Check each line for the word "packages" and give how many have it. Say nothing else.

»»

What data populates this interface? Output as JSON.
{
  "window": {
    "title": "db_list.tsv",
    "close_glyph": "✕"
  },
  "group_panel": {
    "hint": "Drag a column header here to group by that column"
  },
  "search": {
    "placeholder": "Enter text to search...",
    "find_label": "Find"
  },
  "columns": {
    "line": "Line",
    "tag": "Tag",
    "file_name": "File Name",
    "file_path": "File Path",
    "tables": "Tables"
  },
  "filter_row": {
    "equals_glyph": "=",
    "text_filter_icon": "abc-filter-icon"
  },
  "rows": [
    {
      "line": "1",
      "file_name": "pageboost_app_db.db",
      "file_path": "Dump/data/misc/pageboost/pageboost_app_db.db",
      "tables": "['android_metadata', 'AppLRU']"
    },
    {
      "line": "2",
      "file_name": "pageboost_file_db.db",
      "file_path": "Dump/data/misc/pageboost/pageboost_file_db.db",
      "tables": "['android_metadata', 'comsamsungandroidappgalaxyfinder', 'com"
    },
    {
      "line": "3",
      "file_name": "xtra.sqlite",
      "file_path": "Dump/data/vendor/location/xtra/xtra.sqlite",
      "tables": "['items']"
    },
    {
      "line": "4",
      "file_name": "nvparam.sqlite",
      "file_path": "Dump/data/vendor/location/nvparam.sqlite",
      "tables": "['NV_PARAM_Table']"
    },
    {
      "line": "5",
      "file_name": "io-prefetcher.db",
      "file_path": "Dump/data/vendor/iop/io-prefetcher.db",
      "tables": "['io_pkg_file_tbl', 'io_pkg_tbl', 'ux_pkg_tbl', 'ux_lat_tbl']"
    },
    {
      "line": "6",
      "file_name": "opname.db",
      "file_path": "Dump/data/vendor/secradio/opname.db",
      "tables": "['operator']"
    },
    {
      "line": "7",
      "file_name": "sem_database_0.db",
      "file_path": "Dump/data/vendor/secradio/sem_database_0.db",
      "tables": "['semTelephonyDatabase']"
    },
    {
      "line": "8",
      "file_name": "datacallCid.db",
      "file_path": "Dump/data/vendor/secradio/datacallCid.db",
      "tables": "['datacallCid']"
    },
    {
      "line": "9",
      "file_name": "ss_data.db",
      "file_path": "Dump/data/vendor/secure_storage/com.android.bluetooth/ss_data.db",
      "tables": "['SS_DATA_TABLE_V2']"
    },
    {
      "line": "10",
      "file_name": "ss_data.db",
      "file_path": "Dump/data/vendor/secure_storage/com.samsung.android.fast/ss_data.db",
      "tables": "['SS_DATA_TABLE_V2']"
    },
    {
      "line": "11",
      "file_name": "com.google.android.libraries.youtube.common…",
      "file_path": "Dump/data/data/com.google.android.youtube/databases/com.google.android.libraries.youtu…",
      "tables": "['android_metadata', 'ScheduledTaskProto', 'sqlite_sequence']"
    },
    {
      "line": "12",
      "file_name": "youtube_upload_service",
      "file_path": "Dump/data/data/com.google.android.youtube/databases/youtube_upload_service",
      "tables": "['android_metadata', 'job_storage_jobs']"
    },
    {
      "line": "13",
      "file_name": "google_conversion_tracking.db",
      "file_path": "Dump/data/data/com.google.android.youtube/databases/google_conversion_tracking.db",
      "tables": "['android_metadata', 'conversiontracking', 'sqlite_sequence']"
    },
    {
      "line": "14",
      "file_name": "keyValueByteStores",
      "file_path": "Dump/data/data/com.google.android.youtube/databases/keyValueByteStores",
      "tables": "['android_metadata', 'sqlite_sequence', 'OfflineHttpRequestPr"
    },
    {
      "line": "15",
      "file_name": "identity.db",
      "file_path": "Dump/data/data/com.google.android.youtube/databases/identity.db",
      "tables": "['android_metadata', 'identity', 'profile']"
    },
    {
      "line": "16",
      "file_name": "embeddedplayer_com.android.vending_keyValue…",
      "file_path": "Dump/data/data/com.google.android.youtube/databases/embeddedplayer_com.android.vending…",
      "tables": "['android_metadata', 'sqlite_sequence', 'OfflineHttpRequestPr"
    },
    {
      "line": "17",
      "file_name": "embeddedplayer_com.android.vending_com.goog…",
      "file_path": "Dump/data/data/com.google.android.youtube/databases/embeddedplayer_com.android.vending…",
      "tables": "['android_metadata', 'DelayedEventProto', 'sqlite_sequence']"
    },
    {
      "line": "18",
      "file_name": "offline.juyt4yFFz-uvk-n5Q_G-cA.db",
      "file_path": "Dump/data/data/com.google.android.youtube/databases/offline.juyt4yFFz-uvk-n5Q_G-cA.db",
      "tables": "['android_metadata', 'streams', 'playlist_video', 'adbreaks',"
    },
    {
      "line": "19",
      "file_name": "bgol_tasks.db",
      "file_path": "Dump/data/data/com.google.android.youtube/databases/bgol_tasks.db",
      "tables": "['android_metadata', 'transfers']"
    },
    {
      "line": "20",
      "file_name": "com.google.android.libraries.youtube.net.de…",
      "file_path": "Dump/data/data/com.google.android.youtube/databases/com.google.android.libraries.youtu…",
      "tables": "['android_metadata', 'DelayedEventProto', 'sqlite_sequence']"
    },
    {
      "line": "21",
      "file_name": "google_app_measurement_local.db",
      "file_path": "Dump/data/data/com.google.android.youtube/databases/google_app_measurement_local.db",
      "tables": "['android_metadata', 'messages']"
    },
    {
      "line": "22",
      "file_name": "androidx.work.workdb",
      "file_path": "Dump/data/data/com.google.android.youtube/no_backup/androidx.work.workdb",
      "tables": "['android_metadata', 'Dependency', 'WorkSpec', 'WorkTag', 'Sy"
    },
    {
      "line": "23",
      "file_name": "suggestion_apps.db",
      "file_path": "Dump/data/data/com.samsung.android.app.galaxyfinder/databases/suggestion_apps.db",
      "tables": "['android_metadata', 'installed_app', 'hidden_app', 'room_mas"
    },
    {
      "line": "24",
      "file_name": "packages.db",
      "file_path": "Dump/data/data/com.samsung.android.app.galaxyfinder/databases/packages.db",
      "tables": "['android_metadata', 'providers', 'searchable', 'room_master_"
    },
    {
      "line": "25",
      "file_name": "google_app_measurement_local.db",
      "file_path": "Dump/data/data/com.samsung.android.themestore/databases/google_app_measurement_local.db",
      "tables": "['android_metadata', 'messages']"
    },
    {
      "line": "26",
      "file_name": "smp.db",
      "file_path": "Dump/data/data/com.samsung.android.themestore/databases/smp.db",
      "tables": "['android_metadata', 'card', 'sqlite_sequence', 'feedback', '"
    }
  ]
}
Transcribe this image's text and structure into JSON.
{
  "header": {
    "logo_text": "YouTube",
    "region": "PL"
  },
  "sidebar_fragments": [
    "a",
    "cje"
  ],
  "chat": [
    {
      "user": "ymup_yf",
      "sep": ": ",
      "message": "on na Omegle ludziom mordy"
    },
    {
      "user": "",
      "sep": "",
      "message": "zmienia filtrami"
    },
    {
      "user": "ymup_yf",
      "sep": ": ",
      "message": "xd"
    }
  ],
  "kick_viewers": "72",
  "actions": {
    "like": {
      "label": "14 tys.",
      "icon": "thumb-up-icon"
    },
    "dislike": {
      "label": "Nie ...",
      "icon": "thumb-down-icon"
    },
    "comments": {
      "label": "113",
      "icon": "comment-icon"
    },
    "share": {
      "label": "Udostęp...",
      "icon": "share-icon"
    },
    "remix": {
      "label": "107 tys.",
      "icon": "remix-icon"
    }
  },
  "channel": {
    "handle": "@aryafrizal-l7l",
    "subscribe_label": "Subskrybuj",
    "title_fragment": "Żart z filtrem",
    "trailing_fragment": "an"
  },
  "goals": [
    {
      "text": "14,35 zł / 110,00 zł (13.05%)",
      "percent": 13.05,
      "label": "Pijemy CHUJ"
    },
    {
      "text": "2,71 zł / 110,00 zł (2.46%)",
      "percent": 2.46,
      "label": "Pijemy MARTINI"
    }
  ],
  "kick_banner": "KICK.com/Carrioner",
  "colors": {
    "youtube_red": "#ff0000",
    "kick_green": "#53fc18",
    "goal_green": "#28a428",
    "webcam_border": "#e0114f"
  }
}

««

* SOLUTION TO THE PROBLEM:
2